Work instructions: Transcribe the records that follow in their entirety, omitting any pictures.

Start Records for this exercise

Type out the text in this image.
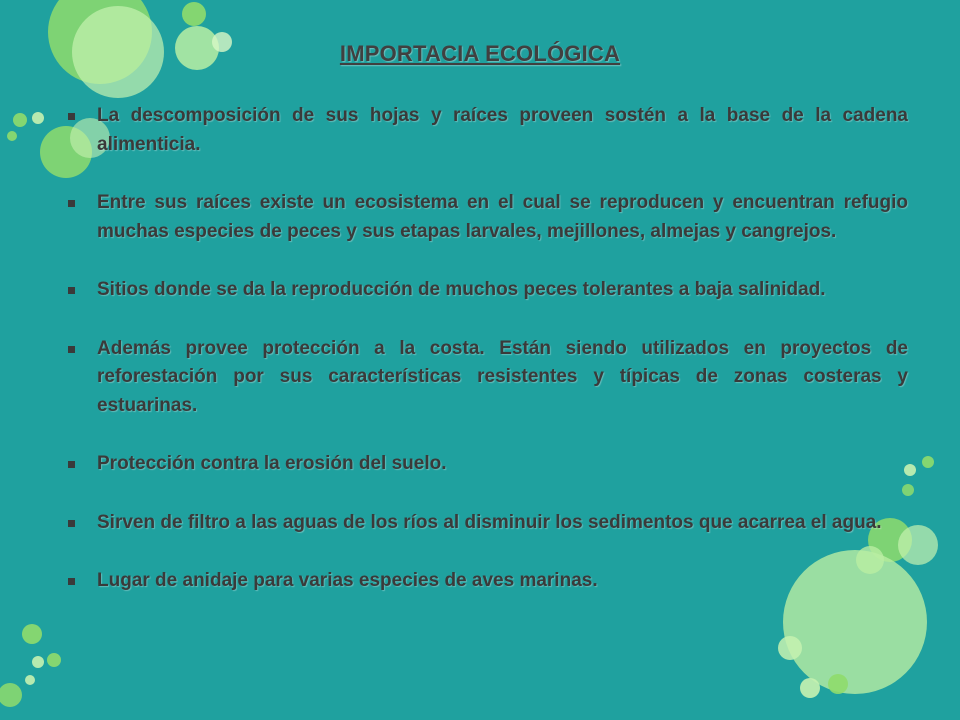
IMPORTACIA ECOLÓGICA
La descomposición de sus hojas y raíces proveen sostén a la base de la cadena alimenticia.
Entre sus raíces existe un ecosistema en el cual se reproducen y encuentran refugio muchas especies de peces y sus etapas larvales, mejillones, almejas y cangrejos.
Sitios donde se da la reproducción de muchos peces tolerantes a baja salinidad.
Además provee protección a la costa. Están siendo utilizados en proyectos de reforestación por sus características resistentes y típicas de zonas costeras y estuarinas.
Protección contra la erosión del suelo.
Sirven de filtro a las aguas de los ríos al disminuir los sedimentos que acarrea el agua.
Lugar de anidaje para varias especies de aves marinas.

End Records for this exercise

The output:
Type out the text in this image.
IMPORTACIA ECOLÓGICA
La descomposición de sus hojas y raíces proveen sostén a la base de la cadena alimenticia.
Entre sus raíces existe un ecosistema en el cual se reproducen y encuentran refugio muchas especies de peces y sus etapas larvales, mejillones, almejas y cangrejos.
Sitios donde se da la reproducción de muchos peces tolerantes a baja salinidad.
Además provee protección a la costa. Están siendo utilizados en proyectos de reforestación por sus características resistentes y típicas de zonas costeras y estuarinas.
Protección contra la erosión del suelo.
Sirven de filtro a las aguas de los ríos al disminuir los sedimentos que acarrea el agua.
Lugar de anidaje para varias especies de aves marinas.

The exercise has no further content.